• **Task directions**
Transcribe all of the material exactly. Any picture in it should be left out.

====== Material supplied ======

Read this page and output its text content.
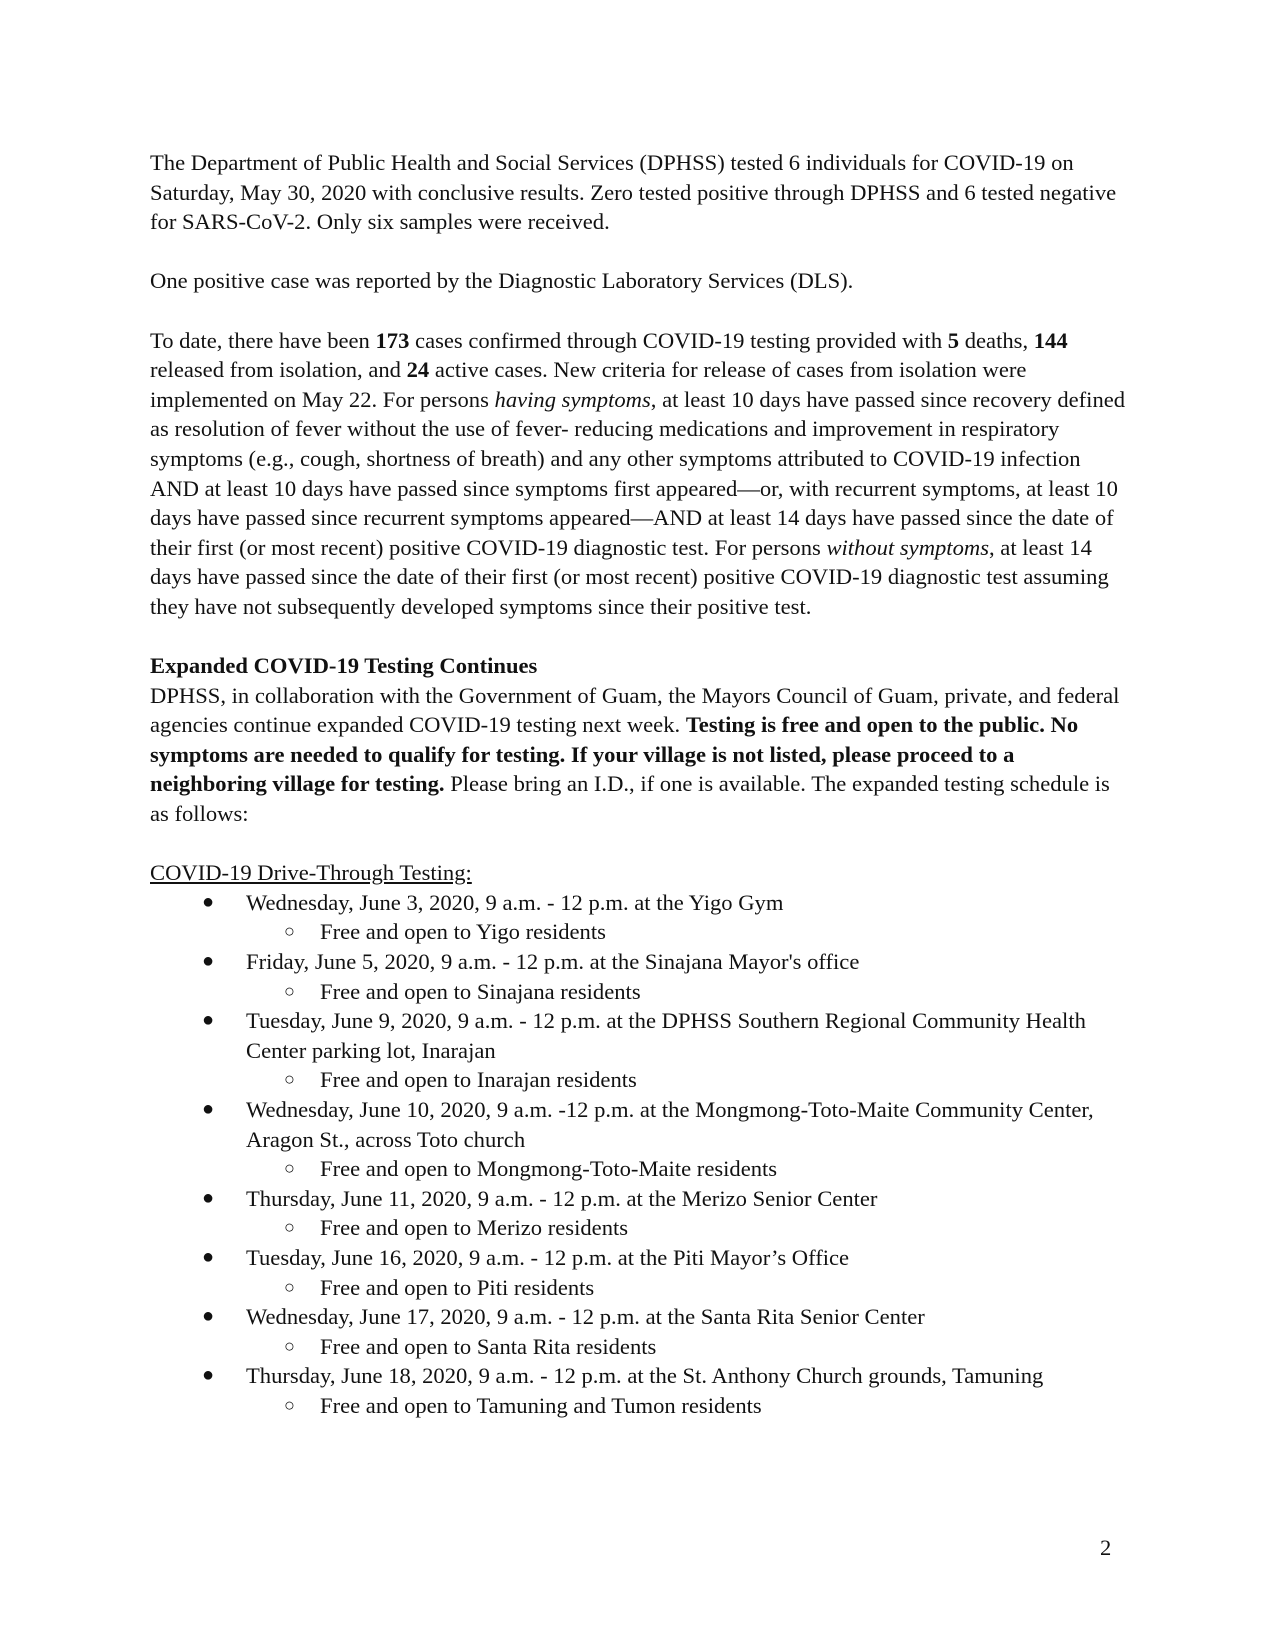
The Department of Public Health and Social Services (DPHSS) tested 6 individuals for COVID-19 on Saturday, May 30, 2020 with conclusive results. Zero tested positive through DPHSS and 6 tested negative for SARS-CoV-2. Only six samples were received.

One positive case was reported by the Diagnostic Laboratory Services (DLS).

To date, there have been 173 cases confirmed through COVID-19 testing provided with 5 deaths, 144 released from isolation, and 24 active cases. New criteria for release of cases from isolation were implemented on May 22. For persons having symptoms, at least 10 days have passed since recovery defined as resolution of fever without the use of fever- reducing medications and improvement in respiratory symptoms (e.g., cough, shortness of breath) and any other symptoms attributed to COVID-19 infection AND at least 10 days have passed since symptoms first appeared—or, with recurrent symptoms, at least 10 days have passed since recurrent symptoms appeared—AND at least 14 days have passed since the date of their first (or most recent) positive COVID-19 diagnostic test. For persons without symptoms, at least 14 days have passed since the date of their first (or most recent) positive COVID-19 diagnostic test assuming they have not subsequently developed symptoms since their positive test.

Expanded COVID-19 Testing Continues

DPHSS, in collaboration with the Government of Guam, the Mayors Council of Guam, private, and federal agencies continue expanded COVID-19 testing next week. Testing is free and open to the public. No symptoms are needed to qualify for testing. If your village is not listed, please proceed to a neighboring village for testing. Please bring an I.D., if one is available. The expanded testing schedule is as follows:

COVID-19 Drive-Through Testing:

● Wednesday, June 3, 2020, 9 a.m. - 12 p.m. at the Yigo Gym
○ Free and open to Yigo residents
● Friday, June 5, 2020, 9 a.m. - 12 p.m. at the Sinajana Mayor's office
○ Free and open to Sinajana residents
● Tuesday, June 9, 2020, 9 a.m. - 12 p.m. at the DPHSS Southern Regional Community Health Center parking lot, Inarajan
○ Free and open to Inarajan residents
● Wednesday, June 10, 2020, 9 a.m. -12 p.m. at the Mongmong-Toto-Maite Community Center, Aragon St., across Toto church
○ Free and open to Mongmong-Toto-Maite residents
● Thursday, June 11, 2020, 9 a.m. - 12 p.m. at the Merizo Senior Center
○ Free and open to Merizo residents
● Tuesday, June 16, 2020, 9 a.m. - 12 p.m. at the Piti Mayor’s Office
○ Free and open to Piti residents
● Wednesday, June 17, 2020, 9 a.m. - 12 p.m. at the Santa Rita Senior Center
○ Free and open to Santa Rita residents
● Thursday, June 18, 2020, 9 a.m. - 12 p.m. at the St. Anthony Church grounds, Tamuning
○ Free and open to Tamuning and Tumon residents
2
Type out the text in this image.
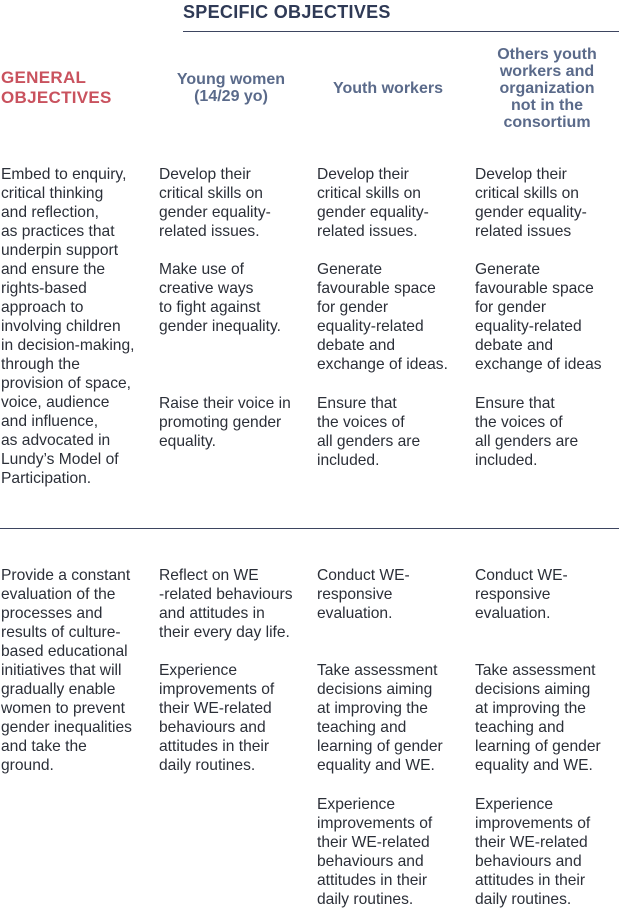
SPECIFIC OBJECTIVES
GENERAL
OBJECTIVES
Young women
(14/29 yo)	Youth workers
Others youth
workers and
organization
not in the
consortium
Embed to enquiry,
critical thinking
and reflection,
as practices that
underpin support
and ensure the
rights-based
approach to
involving children
in decision-making,
through the
provision of space,
voice, audience
and influence,
as advocated in
Lundy’s Model of
Participation.
Develop their
critical skills on
gender equality-
related issues.
Make use of
creative ways
to fight against
gender inequality.
Raise their voice in
promoting gender
equality.
Develop their
critical skills on
gender equality-
related issues.
Generate
favourable space
for gender
equality-related
debate and
exchange of ideas.
Ensure that
the voices of
all genders are
included.
Develop their
critical skills on
gender equality-
related issues
Generate
favourable space
for gender
equality-related
debate and
exchange of ideas
Ensure that
the voices of
all genders are
included.
Provide a constant
evaluation of the
processes and
results of culture-
based educational
initiatives that will
gradually enable
women to prevent
gender inequalities
and take the
ground.
Reflect on WE
-related behaviours
and attitudes in
their every day life.
Experience
improvements of
their WE-related
behaviours and
attitudes in their
daily routines.
Conduct WE-
responsive
evaluation.
Take assessment
decisions aiming
at improving the
teaching and
learning of gender
equality and WE.
Experience
improvements of
their WE-related
behaviours and
attitudes in their
daily routines.
Conduct WE-
responsive
evaluation.
Take assessment
decisions aiming
at improving the
teaching and
learning of gender
equality and WE.
Experience
improvements of
their WE-related
behaviours and
attitudes in their
daily routines.
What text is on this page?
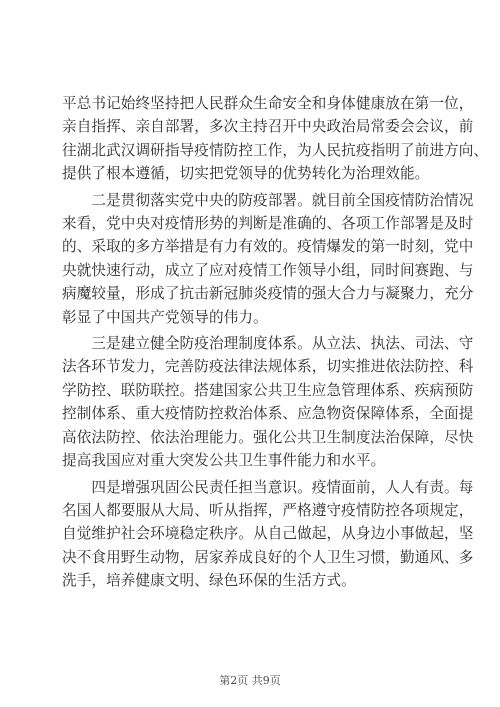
平总书记始终坚持把人民群众生命安全和身体健康放在第一位，
亲自指挥、亲自部署，多次主持召开中央政治局常委会会议，前
往湖北武汉调研指导疫情防控工作，为人民抗疫指明了前进方向、
提供了根本遵循，切实把党领导的优势转化为治理效能。
　　二是贯彻落实党中央的防疫部署。就目前全国疫情防治情况
来看，党中央对疫情形势的判断是准确的、各项工作部署是及时
的、采取的多方举措是有力有效的。疫情爆发的第一时刻，党中
央就快速行动，成立了应对疫情工作领导小组，同时间赛跑、与
病魔较量，形成了抗击新冠肺炎疫情的强大合力与凝聚力，充分
彰显了中国共产党领导的伟力。
　　三是建立健全防疫治理制度体系。从立法、执法、司法、守
法各环节发力，完善防疫法律法规体系，切实推进依法防控、科
学防控、联防联控。搭建国家公共卫生应急管理体系、疾病预防
控制体系、重大疫情防控救治体系、应急物资保障体系，全面提
高依法防控、依法治理能力。强化公共卫生制度法治保障，尽快
提高我国应对重大突发公共卫生事件能力和水平。
　　四是增强巩固公民责任担当意识。疫情面前，人人有责。每
名国人都要服从大局、听从指挥，严格遵守疫情防控各项规定，
自觉维护社会环境稳定秩序。从自己做起，从身边小事做起，坚
决不食用野生动物，居家养成良好的个人卫生习惯，勤通风、多
洗手，培养健康文明、绿色环保的生活方式。
第2页 共9页
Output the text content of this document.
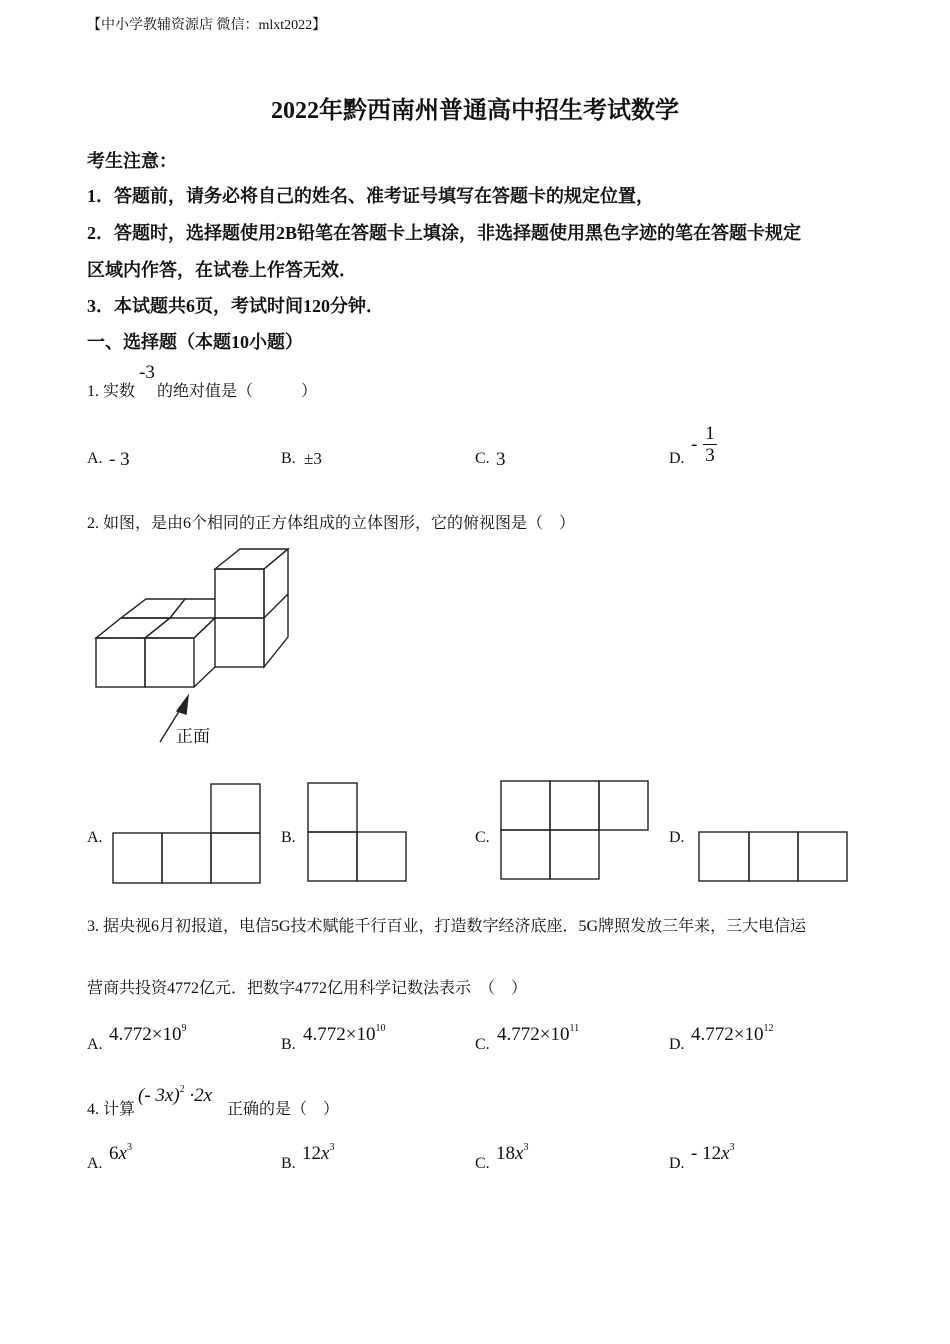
【中小学教辅资源店 微信：mlxt2022】
2022年黔西南州普通高中招生考试数学
考生注意：
1．答题前，请务必将自己的姓名、准考证号填写在答题卡的规定位置，
2．答题时，选择题使用2B铅笔在答题卡上填涂，非选择题使用黑色字迹的笔在答题卡规定
区域内作答，在试卷上作答无效．
3．本试题共6页，考试时间120分钟．
一、选择题（本题10小题）
1. 实数
-3
的绝对值是（　　　）
A. - 3	B. ±3	C. 3	D.
- $\frac{1}{3}$
2. 如图，是由6个相同的正方体组成的立体图形，它的俯视图是（　）
正面
A.	B.	C.	D.
3. 据央视6月初报道，电信5G技术赋能千行百业，打造数字经济底座．5G牌照发放三年来，三大电信运
营商共投资4772亿元．把数字4772亿用科学记数法表示　（　）
A. $4.772\times 10^9$
B. $4.772\times 10^{10}$
C. $4.772\times 10^{11}$
D. $4.772\times 10^{12}$
4. 计算
(- 3x)$^2$ ·2x
正确的是（　）
A. $6x^3$
B. $12x^3$
C. $18x^3$
D. - $12x^3$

======

• **Solution**
Read this page and output its text content.
The Department of Public Health and Social Services (DPHSS) tested 6 individuals for COVID-19 on Saturday, May 30, 2020 with conclusive results. Zero tested positive through DPHSS and 6 tested negative for SARS-CoV-2. Only six samples were received.

One positive case was reported by the Diagnostic Laboratory Services (DLS).

To date, there have been 173 cases confirmed through COVID-19 testing provided with 5 deaths, 144 released from isolation, and 24 active cases. New criteria for release of cases from isolation were implemented on May 22. For persons having symptoms, at least 10 days have passed since recovery defined as resolution of fever without the use of fever- reducing medications and improvement in respiratory symptoms (e.g., cough, shortness of breath) and any other symptoms attributed to COVID-19 infection AND at least 10 days have passed since symptoms first appeared—or, with recurrent symptoms, at least 10 days have passed since recurrent symptoms appeared—AND at least 14 days have passed since the date of their first (or most recent) positive COVID-19 diagnostic test. For persons without symptoms, at least 14 days have passed since the date of their first (or most recent) positive COVID-19 diagnostic test assuming they have not subsequently developed symptoms since their positive test.

Expanded COVID-19 Testing Continues

DPHSS, in collaboration with the Government of Guam, the Mayors Council of Guam, private, and federal agencies continue expanded COVID-19 testing next week. Testing is free and open to the public. No symptoms are needed to qualify for testing. If your village is not listed, please proceed to a neighboring village for testing. Please bring an I.D., if one is available. The expanded testing schedule is as follows:

COVID-19 Drive-Through Testing:

● Wednesday, June 3, 2020, 9 a.m. - 12 p.m. at the Yigo Gym
○ Free and open to Yigo residents
● Friday, June 5, 2020, 9 a.m. - 12 p.m. at the Sinajana Mayor's office
○ Free and open to Sinajana residents
● Tuesday, June 9, 2020, 9 a.m. - 12 p.m. at the DPHSS Southern Regional Community Health Center parking lot, Inarajan
○ Free and open to Inarajan residents
● Wednesday, June 10, 2020, 9 a.m. -12 p.m. at the Mongmong-Toto-Maite Community Center, Aragon St., across Toto church
○ Free and open to Mongmong-Toto-Maite residents
● Thursday, June 11, 2020, 9 a.m. - 12 p.m. at the Merizo Senior Center
○ Free and open to Merizo residents
● Tuesday, June 16, 2020, 9 a.m. - 12 p.m. at the Piti Mayor’s Office
○ Free and open to Piti residents
● Wednesday, June 17, 2020, 9 a.m. - 12 p.m. at the Santa Rita Senior Center
○ Free and open to Santa Rita residents
● Thursday, June 18, 2020, 9 a.m. - 12 p.m. at the St. Anthony Church grounds, Tamuning
○ Free and open to Tamuning and Tumon residents
2
Type out the text in this image.
SPECIFIC OBJECTIVES
GENERAL
OBJECTIVES
Young women
(14/29 yo)	Youth workers
Others youth
workers and
organization
not in the
consortium
Embed to enquiry,
critical thinking
and reflection,
as practices that
underpin support
and ensure the
rights-based
approach to
involving children
in decision-making,
through the
provision of space,
voice, audience
and influence,
as advocated in
Lundy’s Model of
Participation.
Develop their
critical skills on
gender equality-
related issues.
Make use of
creative ways
to fight against
gender inequality.
Raise their voice in
promoting gender
equality.
Develop their
critical skills on
gender equality-
related issues.
Generate
favourable space
for gender
equality-related
debate and
exchange of ideas.
Ensure that
the voices of
all genders are
included.
Develop their
critical skills on
gender equality-
related issues
Generate
favourable space
for gender
equality-related
debate and
exchange of ideas
Ensure that
the voices of
all genders are
included.
Provide a constant
evaluation of the
processes and
results of culture-
based educational
initiatives that will
gradually enable
women to prevent
gender inequalities
and take the
ground.
Reflect on WE
-related behaviours
and attitudes in
their every day life.
Experience
improvements of
their WE-related
behaviours and
attitudes in their
daily routines.
Conduct WE-
responsive
evaluation.
Take assessment
decisions aiming
at improving the
teaching and
learning of gender
equality and WE.
Experience
improvements of
their WE-related
behaviours and
attitudes in their
daily routines.
Conduct WE-
responsive
evaluation.
Take assessment
decisions aiming
at improving the
teaching and
learning of gender
equality and WE.
Experience
improvements of
their WE-related
behaviours and
attitudes in their
daily routines.
What text is on this page?
平总书记始终坚持把人民群众生命安全和身体健康放在第一位，
亲自指挥、亲自部署，多次主持召开中央政治局常委会会议，前
往湖北武汉调研指导疫情防控工作，为人民抗疫指明了前进方向、
提供了根本遵循，切实把党领导的优势转化为治理效能。
　　二是贯彻落实党中央的防疫部署。就目前全国疫情防治情况
来看，党中央对疫情形势的判断是准确的、各项工作部署是及时
的、采取的多方举措是有力有效的。疫情爆发的第一时刻，党中
央就快速行动，成立了应对疫情工作领导小组，同时间赛跑、与
病魔较量，形成了抗击新冠肺炎疫情的强大合力与凝聚力，充分
彰显了中国共产党领导的伟力。
　　三是建立健全防疫治理制度体系。从立法、执法、司法、守
法各环节发力，完善防疫法律法规体系，切实推进依法防控、科
学防控、联防联控。搭建国家公共卫生应急管理体系、疾病预防
控制体系、重大疫情防控救治体系、应急物资保障体系，全面提
高依法防控、依法治理能力。强化公共卫生制度法治保障，尽快
提高我国应对重大突发公共卫生事件能力和水平。
　　四是增强巩固公民责任担当意识。疫情面前，人人有责。每
名国人都要服从大局、听从指挥，严格遵守疫情防控各项规定，
自觉维护社会环境稳定秩序。从自己做起，从身边小事做起，坚
决不食用野生动物，居家养成良好的个人卫生习惯，勤通风、多
洗手，培养健康文明、绿色环保的生活方式。
第2页 共9页
Output the text content of this document.
【中小学教辅资源店 微信：mlxt2022】
2022年黔西南州普通高中招生考试数学
考生注意：
1．答题前，请务必将自己的姓名、准考证号填写在答题卡的规定位置，
2．答题时，选择题使用2B铅笔在答题卡上填涂，非选择题使用黑色字迹的笔在答题卡规定
区域内作答，在试卷上作答无效．
3．本试题共6页，考试时间120分钟．
一、选择题（本题10小题）
1. 实数
-3
的绝对值是（　　　）
A. - 3	B. ±3	C. 3	D.
- $\frac{1}{3}$
2. 如图，是由6个相同的正方体组成的立体图形，它的俯视图是（　）
正面
A.	B.	C.	D.
3. 据央视6月初报道，电信5G技术赋能千行百业，打造数字经济底座．5G牌照发放三年来，三大电信运
营商共投资4772亿元．把数字4772亿用科学记数法表示　（　）
A. $4.772\times 10^9$
B. $4.772\times 10^{10}$
C. $4.772\times 10^{11}$
D. $4.772\times 10^{12}$
4. 计算
(- 3x)$^2$ ·2x
正确的是（　）
A. $6x^3$
B. $12x^3$
C. $18x^3$
D. - $12x^3$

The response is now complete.